Without the pictures, repeat the listing character for character.

### DATASET RECORDS

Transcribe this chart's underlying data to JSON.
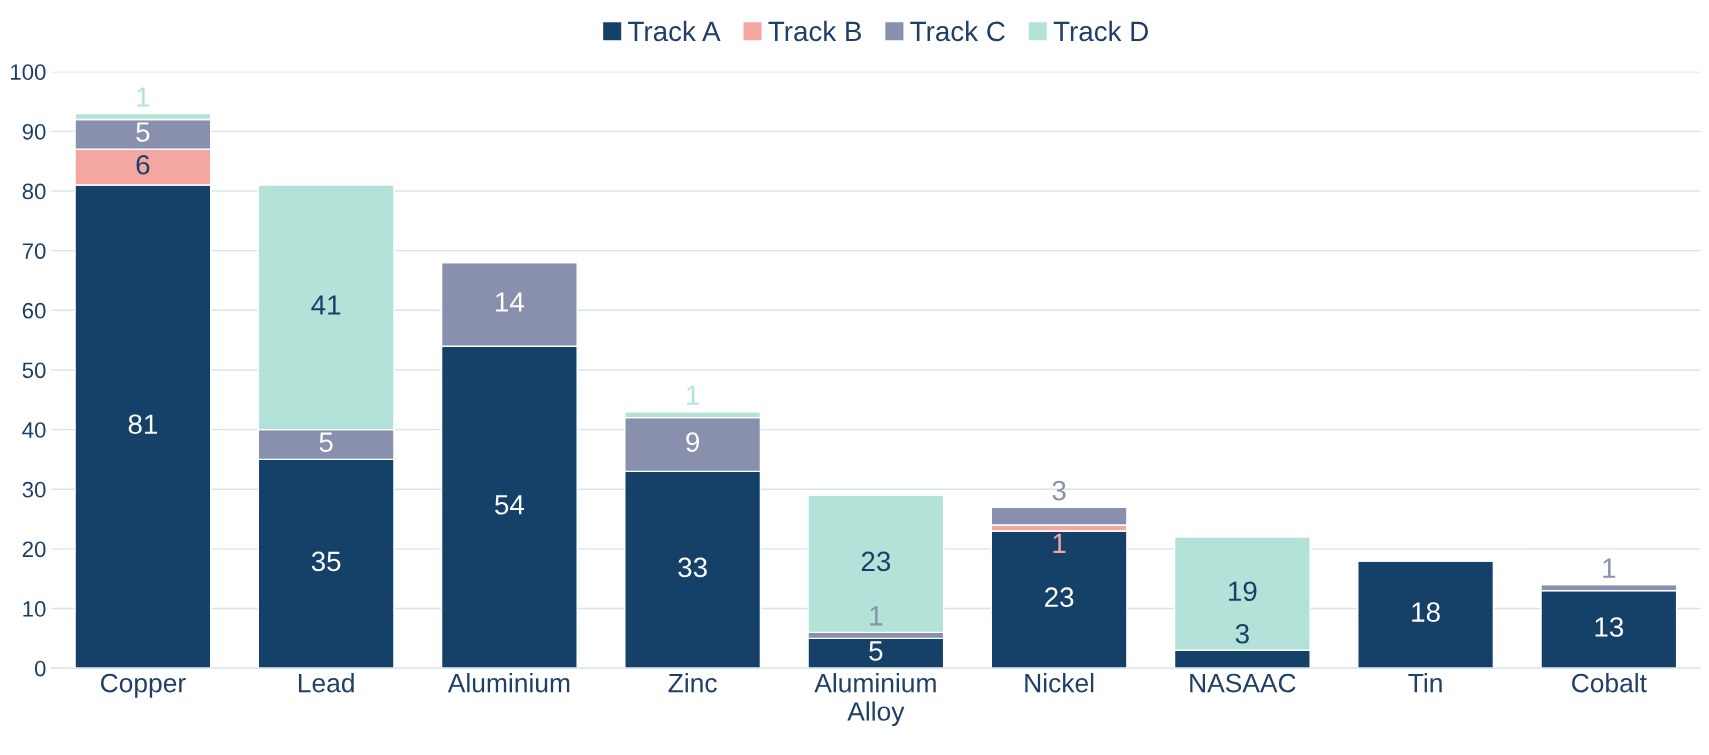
{
  "chart_data": {
    "type": "bar",
    "stacked": true,
    "categories": [
      "Copper",
      "Lead",
      "Aluminium",
      "Zinc",
      "Aluminium\nAlloy",
      "Nickel",
      "NASAAC",
      "Tin",
      "Cobalt"
    ],
    "series": [
      {
        "name": "Track A",
        "color": "#154169",
        "values": [
          81,
          35,
          54,
          33,
          5,
          23,
          3,
          18,
          13
        ],
        "value_labels": [
          "81",
          "35",
          "54",
          "33",
          "5",
          "23",
          "3",
          "18",
          "13"
        ]
      },
      {
        "name": "Track B",
        "color": "#f4a7a0",
        "values": [
          6,
          null,
          null,
          null,
          null,
          1,
          null,
          null,
          null
        ],
        "value_labels": [
          "6",
          null,
          null,
          null,
          null,
          "1",
          null,
          null,
          null
        ]
      },
      {
        "name": "Track C",
        "color": "#8890ad",
        "values": [
          5,
          5,
          14,
          9,
          1,
          3,
          null,
          null,
          1
        ],
        "value_labels": [
          "5",
          "5",
          "14",
          "9",
          "1",
          "3",
          null,
          null,
          "1"
        ]
      },
      {
        "name": "Track D",
        "color": "#b3e3d8",
        "values": [
          1,
          41,
          null,
          1,
          23,
          null,
          19,
          null,
          null
        ],
        "value_labels": [
          "1",
          "41",
          null,
          "1",
          "23",
          null,
          "19",
          null,
          null
        ]
      }
    ],
    "ylim": [
      0,
      100
    ],
    "yticks": [
      0,
      10,
      20,
      30,
      40,
      50,
      60,
      70,
      80,
      90,
      100
    ],
    "grid": "y",
    "legend": "top"
  }
}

######

» **SOLUTION TO THE PROBLEM**
Transcribe this chart's underlying data to JSON.
{
  "chart_data": {
    "type": "bar",
    "stacked": true,
    "categories": [
      "Copper",
      "Lead",
      "Aluminium",
      "Zinc",
      "Aluminium\nAlloy",
      "Nickel",
      "NASAAC",
      "Tin",
      "Cobalt"
    ],
    "series": [
      {
        "name": "Track A",
        "color": "#154169",
        "values": [
          81,
          35,
          54,
          33,
          5,
          23,
          3,
          18,
          13
        ],
        "value_labels": [
          "81",
          "35",
          "54",
          "33",
          "5",
          "23",
          "3",
          "18",
          "13"
        ]
      },
      {
        "name": "Track B",
        "color": "#f4a7a0",
        "values": [
          6,
          null,
          null,
          null,
          null,
          1,
          null,
          null,
          null
        ],
        "value_labels": [
          "6",
          null,
          null,
          null,
          null,
          "1",
          null,
          null,
          null
        ]
      },
      {
        "name": "Track C",
        "color": "#8890ad",
        "values": [
          5,
          5,
          14,
          9,
          1,
          3,
          null,
          null,
          1
        ],
        "value_labels": [
          "5",
          "5",
          "14",
          "9",
          "1",
          "3",
          null,
          null,
          "1"
        ]
      },
      {
        "name": "Track D",
        "color": "#b3e3d8",
        "values": [
          1,
          41,
          null,
          1,
          23,
          null,
          19,
          null,
          null
        ],
        "value_labels": [
          "1",
          "41",
          null,
          "1",
          "23",
          null,
          "19",
          null,
          null
        ]
      }
    ],
    "ylim": [
      0,
      100
    ],
    "yticks": [
      0,
      10,
      20,
      30,
      40,
      50,
      60,
      70,
      80,
      90,
      100
    ],
    "grid": "y",
    "legend": "top"
  }
}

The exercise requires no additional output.